> [WHAT IS NEEDED]: Output the data word for word, dropping every image.

> [DATASET EXCERPTS]:
---+---

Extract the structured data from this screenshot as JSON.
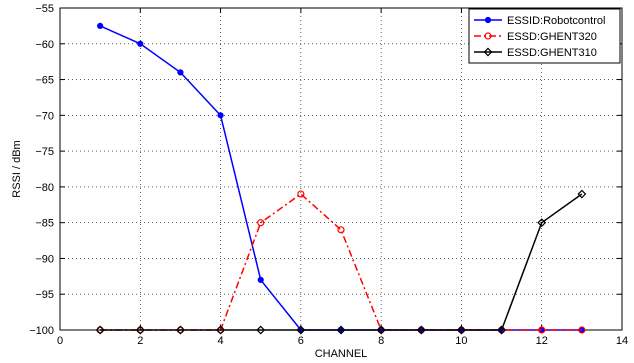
{
  "chart_data": {
    "type": "line",
    "title": "",
    "xlabel": "CHANNEL",
    "ylabel": "RSSI / dBm",
    "xlim": [
      0,
      14
    ],
    "ylim": [
      -100,
      -55
    ],
    "xticks": [
      0,
      2,
      4,
      6,
      8,
      10,
      12,
      14
    ],
    "yticks": [
      -55,
      -60,
      -65,
      -70,
      -75,
      -80,
      -85,
      -90,
      -95,
      -100
    ],
    "grid": true,
    "legend_position": "top-right",
    "series": [
      {
        "name": "ESSID:Robotcontrol",
        "color": "#0000ff",
        "line_style": "solid",
        "marker": "dot",
        "x": [
          1,
          2,
          3,
          4,
          5,
          6,
          7,
          8,
          9,
          10,
          11,
          12,
          13
        ],
        "y": [
          -57.5,
          -60,
          -64,
          -70,
          -93,
          -100,
          -100,
          -100,
          -100,
          -100,
          -100,
          -100,
          -100
        ]
      },
      {
        "name": "ESSD:GHENT320",
        "color": "#ff0000",
        "line_style": "dash-dot",
        "marker": "circle",
        "x": [
          1,
          2,
          3,
          4,
          5,
          6,
          7,
          8,
          9,
          10,
          11,
          12,
          13
        ],
        "y": [
          -100,
          -100,
          -100,
          -100,
          -85,
          -81,
          -86,
          -100,
          -100,
          -100,
          -100,
          -100,
          -100
        ]
      },
      {
        "name": "ESSD:GHENT310",
        "color": "#000000",
        "line_style": "solid",
        "marker": "diamond",
        "x": [
          1,
          2,
          3,
          4,
          5,
          6,
          7,
          8,
          9,
          10,
          11,
          12,
          13
        ],
        "y": [
          -100,
          -100,
          -100,
          -100,
          -100,
          -100,
          -100,
          -100,
          -100,
          -100,
          -100,
          -85,
          -81
        ]
      }
    ]
  }
}
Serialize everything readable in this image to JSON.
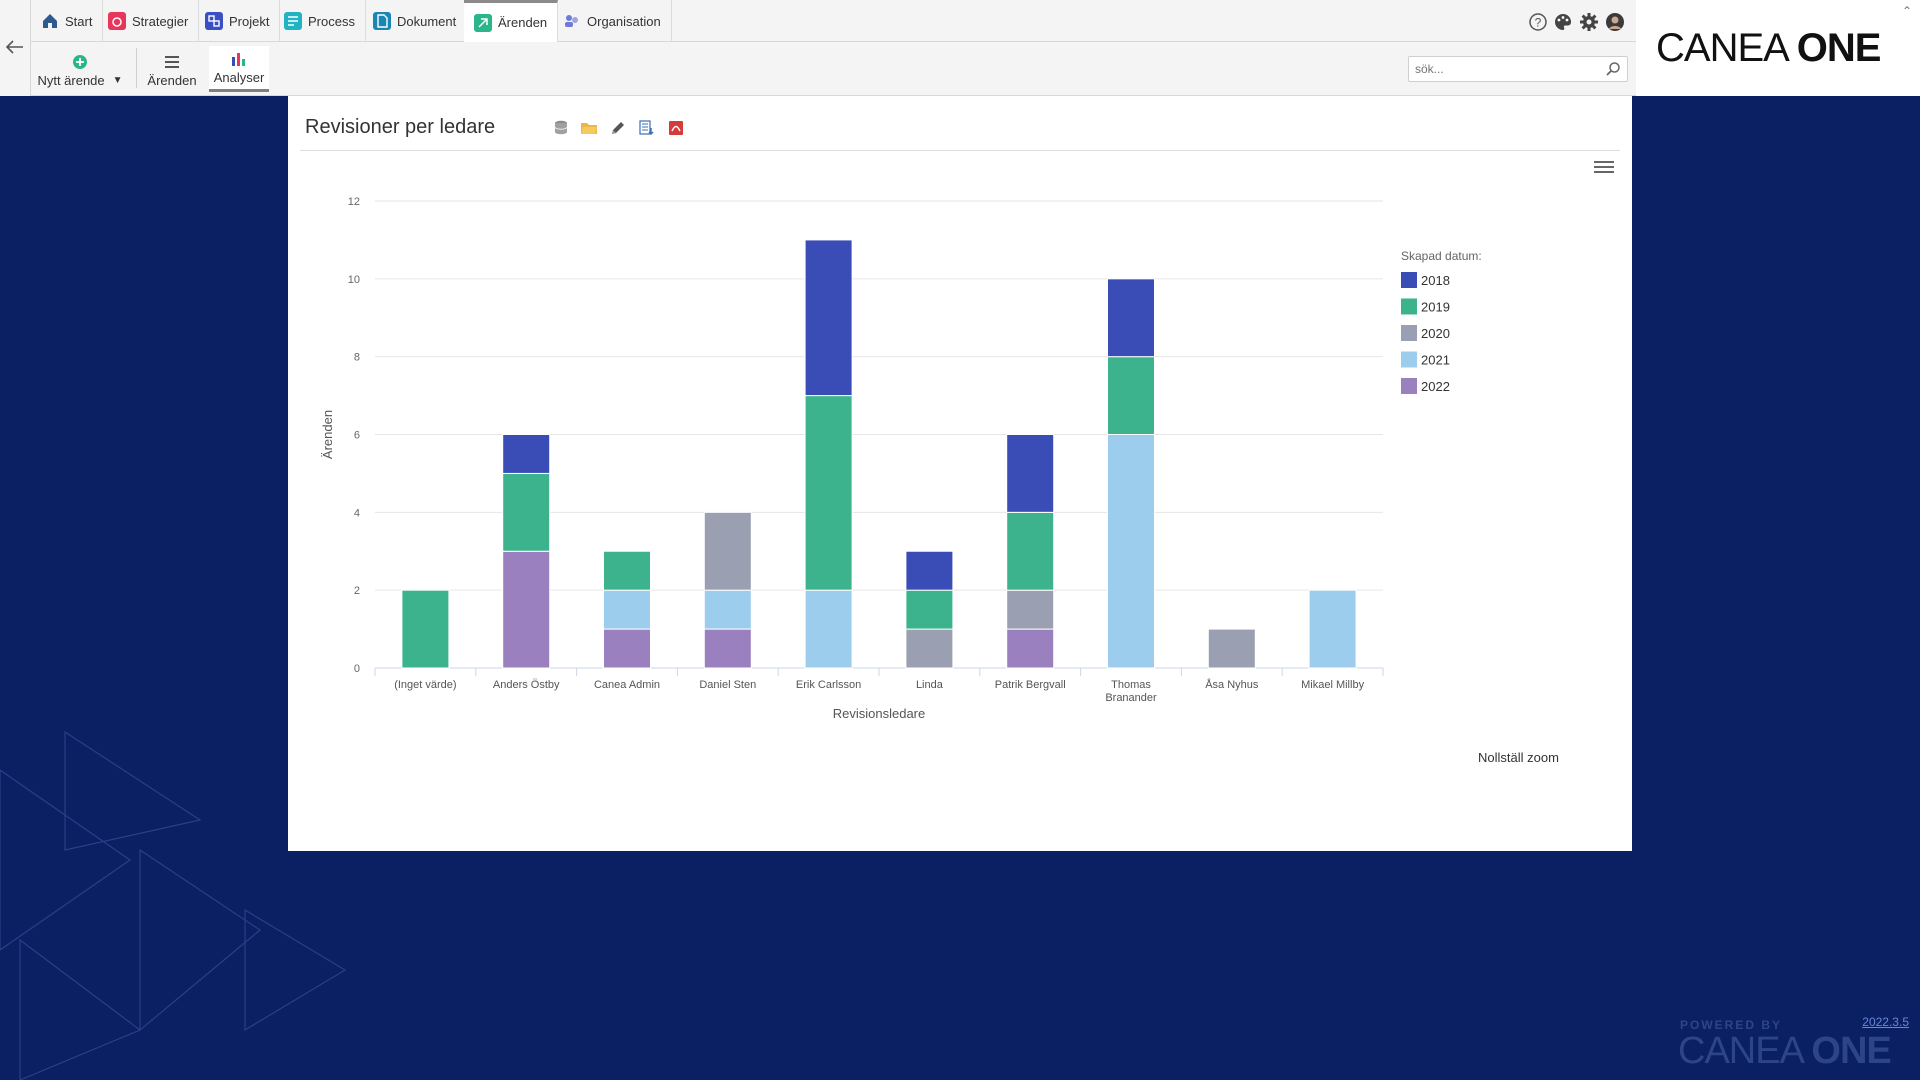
{
  "nav": {
    "tabs": [
      {
        "label": "Start",
        "icon": "home-icon",
        "color": "#2f5a8f"
      },
      {
        "label": "Strategier",
        "icon": "strategy-icon",
        "color": "#e8355c"
      },
      {
        "label": "Projekt",
        "icon": "project-icon",
        "color": "#3b4fc4"
      },
      {
        "label": "Process",
        "icon": "process-icon",
        "color": "#1fb3c4"
      },
      {
        "label": "Dokument",
        "icon": "document-icon",
        "color": "#1a86b4"
      },
      {
        "label": "Ärenden",
        "icon": "cases-icon",
        "color": "#2bb58a"
      },
      {
        "label": "Organisation",
        "icon": "organisation-icon",
        "color": "#6d7bd6"
      }
    ],
    "active_tab": "Ärenden"
  },
  "toolbar": {
    "new_case_label": "Nytt ärende",
    "cases_label": "Ärenden",
    "analyses_label": "Analyser"
  },
  "search": {
    "placeholder": "sök..."
  },
  "logo": {
    "part1": "CANEA ",
    "part2": "ONE"
  },
  "panel": {
    "title": "Revisioner per ledare",
    "reset_zoom": "Nollställ zoom"
  },
  "footer": {
    "version": "2022.3.5",
    "powered_by": "POWERED BY",
    "logo_part1": "CANEA ",
    "logo_part2": "ONE"
  },
  "chart_data": {
    "type": "bar",
    "stacked": true,
    "title": "",
    "xlabel": "Revisionsledare",
    "ylabel": "Ärenden",
    "ylim": [
      0,
      12
    ],
    "yticks": [
      0,
      2,
      4,
      6,
      8,
      10,
      12
    ],
    "grid": true,
    "legend_title": "Skapad datum:",
    "legend_position": "right",
    "categories": [
      "(Inget värde)",
      "Anders Östby",
      "Canea Admin",
      "Daniel Sten",
      "Erik Carlsson",
      "Linda",
      "Patrik Bergvall",
      "Thomas Branander",
      "Åsa Nyhus",
      "Mikael Millby"
    ],
    "series": [
      {
        "name": "2018",
        "color": "#3a4cb5",
        "values": [
          0,
          1,
          0,
          0,
          4,
          1,
          2,
          2,
          0,
          0
        ]
      },
      {
        "name": "2019",
        "color": "#3cb38d",
        "values": [
          2,
          2,
          1,
          0,
          5,
          1,
          2,
          2,
          0,
          0
        ]
      },
      {
        "name": "2020",
        "color": "#9aa0b1",
        "values": [
          0,
          0,
          0,
          2,
          0,
          1,
          1,
          0,
          1,
          0
        ]
      },
      {
        "name": "2021",
        "color": "#9ccdec",
        "values": [
          0,
          0,
          1,
          1,
          2,
          0,
          0,
          6,
          0,
          2
        ]
      },
      {
        "name": "2022",
        "color": "#9b80bf",
        "values": [
          0,
          3,
          1,
          1,
          0,
          0,
          1,
          0,
          0,
          0
        ]
      }
    ]
  }
}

---+---

> [WRITTEN ANSWER]:
Extract the structured data from this screenshot as JSON.
{
  "chart_data": {
    "type": "line",
    "title": "",
    "xlabel": "CHANNEL",
    "ylabel": "RSSI / dBm",
    "xlim": [
      0,
      14
    ],
    "ylim": [
      -100,
      -55
    ],
    "xticks": [
      0,
      2,
      4,
      6,
      8,
      10,
      12,
      14
    ],
    "yticks": [
      -55,
      -60,
      -65,
      -70,
      -75,
      -80,
      -85,
      -90,
      -95,
      -100
    ],
    "grid": true,
    "legend_position": "top-right",
    "series": [
      {
        "name": "ESSID:Robotcontrol",
        "color": "#0000ff",
        "line_style": "solid",
        "marker": "dot",
        "x": [
          1,
          2,
          3,
          4,
          5,
          6,
          7,
          8,
          9,
          10,
          11,
          12,
          13
        ],
        "y": [
          -57.5,
          -60,
          -64,
          -70,
          -93,
          -100,
          -100,
          -100,
          -100,
          -100,
          -100,
          -100,
          -100
        ]
      },
      {
        "name": "ESSD:GHENT320",
        "color": "#ff0000",
        "line_style": "dash-dot",
        "marker": "circle",
        "x": [
          1,
          2,
          3,
          4,
          5,
          6,
          7,
          8,
          9,
          10,
          11,
          12,
          13
        ],
        "y": [
          -100,
          -100,
          -100,
          -100,
          -85,
          -81,
          -86,
          -100,
          -100,
          -100,
          -100,
          -100,
          -100
        ]
      },
      {
        "name": "ESSD:GHENT310",
        "color": "#000000",
        "line_style": "solid",
        "marker": "diamond",
        "x": [
          1,
          2,
          3,
          4,
          5,
          6,
          7,
          8,
          9,
          10,
          11,
          12,
          13
        ],
        "y": [
          -100,
          -100,
          -100,
          -100,
          -100,
          -100,
          -100,
          -100,
          -100,
          -100,
          -100,
          -85,
          -81
        ]
      }
    ]
  }
}
Serialize everything readable in this image to JSON.
{
  "nav": {
    "tabs": [
      {
        "label": "Start",
        "icon": "home-icon",
        "color": "#2f5a8f"
      },
      {
        "label": "Strategier",
        "icon": "strategy-icon",
        "color": "#e8355c"
      },
      {
        "label": "Projekt",
        "icon": "project-icon",
        "color": "#3b4fc4"
      },
      {
        "label": "Process",
        "icon": "process-icon",
        "color": "#1fb3c4"
      },
      {
        "label": "Dokument",
        "icon": "document-icon",
        "color": "#1a86b4"
      },
      {
        "label": "Ärenden",
        "icon": "cases-icon",
        "color": "#2bb58a"
      },
      {
        "label": "Organisation",
        "icon": "organisation-icon",
        "color": "#6d7bd6"
      }
    ],
    "active_tab": "Ärenden"
  },
  "toolbar": {
    "new_case_label": "Nytt ärende",
    "cases_label": "Ärenden",
    "analyses_label": "Analyser"
  },
  "search": {
    "placeholder": "sök..."
  },
  "logo": {
    "part1": "CANEA ",
    "part2": "ONE"
  },
  "panel": {
    "title": "Revisioner per ledare",
    "reset_zoom": "Nollställ zoom"
  },
  "footer": {
    "version": "2022.3.5",
    "powered_by": "POWERED BY",
    "logo_part1": "CANEA ",
    "logo_part2": "ONE"
  },
  "chart_data": {
    "type": "bar",
    "stacked": true,
    "title": "",
    "xlabel": "Revisionsledare",
    "ylabel": "Ärenden",
    "ylim": [
      0,
      12
    ],
    "yticks": [
      0,
      2,
      4,
      6,
      8,
      10,
      12
    ],
    "grid": true,
    "legend_title": "Skapad datum:",
    "legend_position": "right",
    "categories": [
      "(Inget värde)",
      "Anders Östby",
      "Canea Admin",
      "Daniel Sten",
      "Erik Carlsson",
      "Linda",
      "Patrik Bergvall",
      "Thomas Branander",
      "Åsa Nyhus",
      "Mikael Millby"
    ],
    "series": [
      {
        "name": "2018",
        "color": "#3a4cb5",
        "values": [
          0,
          1,
          0,
          0,
          4,
          1,
          2,
          2,
          0,
          0
        ]
      },
      {
        "name": "2019",
        "color": "#3cb38d",
        "values": [
          2,
          2,
          1,
          0,
          5,
          1,
          2,
          2,
          0,
          0
        ]
      },
      {
        "name": "2020",
        "color": "#9aa0b1",
        "values": [
          0,
          0,
          0,
          2,
          0,
          1,
          1,
          0,
          1,
          0
        ]
      },
      {
        "name": "2021",
        "color": "#9ccdec",
        "values": [
          0,
          0,
          1,
          1,
          2,
          0,
          0,
          6,
          0,
          2
        ]
      },
      {
        "name": "2022",
        "color": "#9b80bf",
        "values": [
          0,
          3,
          1,
          1,
          0,
          0,
          1,
          0,
          0,
          0
        ]
      }
    ]
  }
}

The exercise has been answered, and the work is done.